[Box annotation data]
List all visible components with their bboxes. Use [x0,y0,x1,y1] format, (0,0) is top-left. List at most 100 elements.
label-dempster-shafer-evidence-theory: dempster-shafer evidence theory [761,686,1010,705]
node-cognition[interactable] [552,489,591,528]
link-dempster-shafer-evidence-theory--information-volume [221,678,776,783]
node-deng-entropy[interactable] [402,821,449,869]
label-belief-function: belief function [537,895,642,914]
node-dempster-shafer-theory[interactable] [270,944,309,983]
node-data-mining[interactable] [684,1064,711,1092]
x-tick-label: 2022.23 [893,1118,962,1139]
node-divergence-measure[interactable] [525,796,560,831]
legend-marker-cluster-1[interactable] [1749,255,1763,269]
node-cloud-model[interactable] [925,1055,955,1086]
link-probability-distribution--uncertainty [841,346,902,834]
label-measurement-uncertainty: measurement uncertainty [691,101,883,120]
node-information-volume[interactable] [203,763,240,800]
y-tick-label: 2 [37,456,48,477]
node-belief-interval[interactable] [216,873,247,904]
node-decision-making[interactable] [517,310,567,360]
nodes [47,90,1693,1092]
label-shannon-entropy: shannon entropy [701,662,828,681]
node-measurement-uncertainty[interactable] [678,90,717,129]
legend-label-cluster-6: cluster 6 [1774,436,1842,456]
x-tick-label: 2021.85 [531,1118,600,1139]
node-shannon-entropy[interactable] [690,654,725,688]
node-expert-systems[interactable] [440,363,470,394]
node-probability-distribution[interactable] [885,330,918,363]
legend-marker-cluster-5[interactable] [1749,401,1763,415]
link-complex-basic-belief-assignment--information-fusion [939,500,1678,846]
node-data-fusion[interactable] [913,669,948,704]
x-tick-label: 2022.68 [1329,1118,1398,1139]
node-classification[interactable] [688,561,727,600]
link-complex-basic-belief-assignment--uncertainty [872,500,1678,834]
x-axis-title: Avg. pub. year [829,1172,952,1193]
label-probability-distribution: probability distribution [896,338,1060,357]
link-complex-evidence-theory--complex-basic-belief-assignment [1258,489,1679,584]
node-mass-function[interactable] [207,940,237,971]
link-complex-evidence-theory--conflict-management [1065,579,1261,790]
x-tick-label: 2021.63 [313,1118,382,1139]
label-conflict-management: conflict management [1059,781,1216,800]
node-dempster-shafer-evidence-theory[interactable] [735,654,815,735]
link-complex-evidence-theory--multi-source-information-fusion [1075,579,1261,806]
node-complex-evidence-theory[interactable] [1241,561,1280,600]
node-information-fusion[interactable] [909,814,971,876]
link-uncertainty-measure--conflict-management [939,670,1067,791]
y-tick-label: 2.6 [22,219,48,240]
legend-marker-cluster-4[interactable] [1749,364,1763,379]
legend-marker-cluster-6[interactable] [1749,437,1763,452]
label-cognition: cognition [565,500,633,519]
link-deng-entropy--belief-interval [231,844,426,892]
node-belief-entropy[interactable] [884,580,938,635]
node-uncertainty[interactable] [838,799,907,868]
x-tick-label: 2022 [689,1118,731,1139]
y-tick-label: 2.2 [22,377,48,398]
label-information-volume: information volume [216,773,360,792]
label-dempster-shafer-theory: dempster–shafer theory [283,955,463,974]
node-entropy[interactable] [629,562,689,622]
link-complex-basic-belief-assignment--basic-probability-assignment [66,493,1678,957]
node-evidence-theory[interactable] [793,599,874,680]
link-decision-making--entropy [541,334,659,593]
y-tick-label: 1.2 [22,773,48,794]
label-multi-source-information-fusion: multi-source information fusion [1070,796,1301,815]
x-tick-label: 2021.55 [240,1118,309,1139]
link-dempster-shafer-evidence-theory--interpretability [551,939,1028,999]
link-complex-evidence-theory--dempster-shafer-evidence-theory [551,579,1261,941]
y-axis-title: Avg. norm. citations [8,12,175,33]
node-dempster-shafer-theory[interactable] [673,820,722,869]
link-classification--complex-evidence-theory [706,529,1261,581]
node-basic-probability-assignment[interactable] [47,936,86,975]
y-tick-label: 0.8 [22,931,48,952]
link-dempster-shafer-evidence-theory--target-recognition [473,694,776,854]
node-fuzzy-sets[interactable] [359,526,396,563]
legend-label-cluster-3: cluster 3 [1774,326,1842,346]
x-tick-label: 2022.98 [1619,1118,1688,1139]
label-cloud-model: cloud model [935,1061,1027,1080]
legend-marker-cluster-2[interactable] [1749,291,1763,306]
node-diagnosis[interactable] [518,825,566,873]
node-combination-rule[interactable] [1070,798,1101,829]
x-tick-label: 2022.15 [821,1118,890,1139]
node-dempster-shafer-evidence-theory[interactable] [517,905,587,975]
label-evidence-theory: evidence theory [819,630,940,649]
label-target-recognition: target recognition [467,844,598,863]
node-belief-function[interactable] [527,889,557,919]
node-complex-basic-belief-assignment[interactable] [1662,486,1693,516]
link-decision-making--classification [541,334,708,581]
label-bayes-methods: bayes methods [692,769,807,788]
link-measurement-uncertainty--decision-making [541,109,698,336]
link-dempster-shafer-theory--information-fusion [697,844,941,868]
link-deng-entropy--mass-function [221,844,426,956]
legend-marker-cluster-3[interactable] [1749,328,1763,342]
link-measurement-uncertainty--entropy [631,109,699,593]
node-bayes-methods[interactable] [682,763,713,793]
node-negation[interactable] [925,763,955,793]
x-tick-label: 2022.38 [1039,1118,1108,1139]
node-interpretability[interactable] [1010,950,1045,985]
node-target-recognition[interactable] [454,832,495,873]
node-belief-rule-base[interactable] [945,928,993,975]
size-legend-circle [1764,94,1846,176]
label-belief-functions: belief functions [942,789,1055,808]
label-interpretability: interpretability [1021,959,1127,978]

> **Set exercise**: Write out every line of the material above without altering a single character.

> **Response**:
List all visible components with their bboxes. Use [x0,y0,x1,y1] format, (0,0) is top-left. List at most 100 elements.
label-dempster-shafer-evidence-theory: dempster-shafer evidence theory [761,686,1010,705]
node-cognition[interactable] [552,489,591,528]
link-dempster-shafer-evidence-theory--information-volume [221,678,776,783]
node-deng-entropy[interactable] [402,821,449,869]
label-belief-function: belief function [537,895,642,914]
node-dempster-shafer-theory[interactable] [270,944,309,983]
node-data-mining[interactable] [684,1064,711,1092]
x-tick-label: 2022.23 [893,1118,962,1139]
node-divergence-measure[interactable] [525,796,560,831]
legend-marker-cluster-1[interactable] [1749,255,1763,269]
node-cloud-model[interactable] [925,1055,955,1086]
link-probability-distribution--uncertainty [841,346,902,834]
label-measurement-uncertainty: measurement uncertainty [691,101,883,120]
node-information-volume[interactable] [203,763,240,800]
y-tick-label: 2 [37,456,48,477]
node-belief-interval[interactable] [216,873,247,904]
node-decision-making[interactable] [517,310,567,360]
nodes [47,90,1693,1092]
label-shannon-entropy: shannon entropy [701,662,828,681]
node-measurement-uncertainty[interactable] [678,90,717,129]
legend-label-cluster-6: cluster 6 [1774,436,1842,456]
x-tick-label: 2021.85 [531,1118,600,1139]
node-shannon-entropy[interactable] [690,654,725,688]
node-expert-systems[interactable] [440,363,470,394]
node-probability-distribution[interactable] [885,330,918,363]
legend-marker-cluster-5[interactable] [1749,401,1763,415]
link-complex-basic-belief-assignment--information-fusion [939,500,1678,846]
node-data-fusion[interactable] [913,669,948,704]
x-tick-label: 2022.68 [1329,1118,1398,1139]
node-classification[interactable] [688,561,727,600]
link-complex-basic-belief-assignment--uncertainty [872,500,1678,834]
x-axis-title: Avg. pub. year [829,1172,952,1193]
label-probability-distribution: probability distribution [896,338,1060,357]
link-complex-evidence-theory--complex-basic-belief-assignment [1258,489,1679,584]
node-mass-function[interactable] [207,940,237,971]
link-complex-evidence-theory--conflict-management [1065,579,1261,790]
x-tick-label: 2021.63 [313,1118,382,1139]
label-conflict-management: conflict management [1059,781,1216,800]
node-dempster-shafer-evidence-theory[interactable] [735,654,815,735]
link-complex-evidence-theory--multi-source-information-fusion [1075,579,1261,806]
node-complex-evidence-theory[interactable] [1241,561,1280,600]
node-information-fusion[interactable] [909,814,971,876]
link-uncertainty-measure--conflict-management [939,670,1067,791]
y-tick-label: 2.6 [22,219,48,240]
legend-marker-cluster-4[interactable] [1749,364,1763,379]
legend-marker-cluster-6[interactable] [1749,437,1763,452]
label-cognition: cognition [565,500,633,519]
link-deng-entropy--belief-interval [231,844,426,892]
node-belief-entropy[interactable] [884,580,938,635]
node-uncertainty[interactable] [838,799,907,868]
x-tick-label: 2022 [689,1118,731,1139]
y-tick-label: 2.2 [22,377,48,398]
label-information-volume: information volume [216,773,360,792]
label-dempster-shafer-theory: dempster–shafer theory [283,955,463,974]
node-entropy[interactable] [629,562,689,622]
link-complex-basic-belief-assignment--basic-probability-assignment [66,493,1678,957]
node-evidence-theory[interactable] [793,599,874,680]
link-decision-making--entropy [541,334,659,593]
y-tick-label: 1.2 [22,773,48,794]
label-multi-source-information-fusion: multi-source information fusion [1070,796,1301,815]
x-tick-label: 2021.55 [240,1118,309,1139]
link-dempster-shafer-evidence-theory--interpretability [551,939,1028,999]
link-complex-evidence-theory--dempster-shafer-evidence-theory [551,579,1261,941]
y-axis-title: Avg. norm. citations [8,12,175,33]
node-dempster-shafer-theory[interactable] [673,820,722,869]
link-classification--complex-evidence-theory [706,529,1261,581]
node-basic-probability-assignment[interactable] [47,936,86,975]
y-tick-label: 0.8 [22,931,48,952]
link-dempster-shafer-evidence-theory--target-recognition [473,694,776,854]
node-fuzzy-sets[interactable] [359,526,396,563]
legend-label-cluster-3: cluster 3 [1774,326,1842,346]
x-tick-label: 2022.98 [1619,1118,1688,1139]
label-cloud-model: cloud model [935,1061,1027,1080]
legend-marker-cluster-2[interactable] [1749,291,1763,306]
node-diagnosis[interactable] [518,825,566,873]
node-combination-rule[interactable] [1070,798,1101,829]
x-tick-label: 2022.15 [821,1118,890,1139]
node-dempster-shafer-evidence-theory[interactable] [517,905,587,975]
label-evidence-theory: evidence theory [819,630,940,649]
label-target-recognition: target recognition [467,844,598,863]
node-belief-function[interactable] [527,889,557,919]
node-complex-basic-belief-assignment[interactable] [1662,486,1693,516]
link-decision-making--classification [541,334,708,581]
label-bayes-methods: bayes methods [692,769,807,788]
link-measurement-uncertainty--decision-making [541,109,698,336]
link-dempster-shafer-theory--information-fusion [697,844,941,868]
link-deng-entropy--mass-function [221,844,426,956]
legend-marker-cluster-3[interactable] [1749,328,1763,342]
link-measurement-uncertainty--entropy [631,109,699,593]
node-bayes-methods[interactable] [682,763,713,793]
node-negation[interactable] [925,763,955,793]
x-tick-label: 2022.38 [1039,1118,1108,1139]
node-interpretability[interactable] [1010,950,1045,985]
node-target-recognition[interactable] [454,832,495,873]
node-belief-rule-base[interactable] [945,928,993,975]
size-legend-circle [1764,94,1846,176]
label-belief-functions: belief functions [942,789,1055,808]
label-interpretability: interpretability [1021,959,1127,978]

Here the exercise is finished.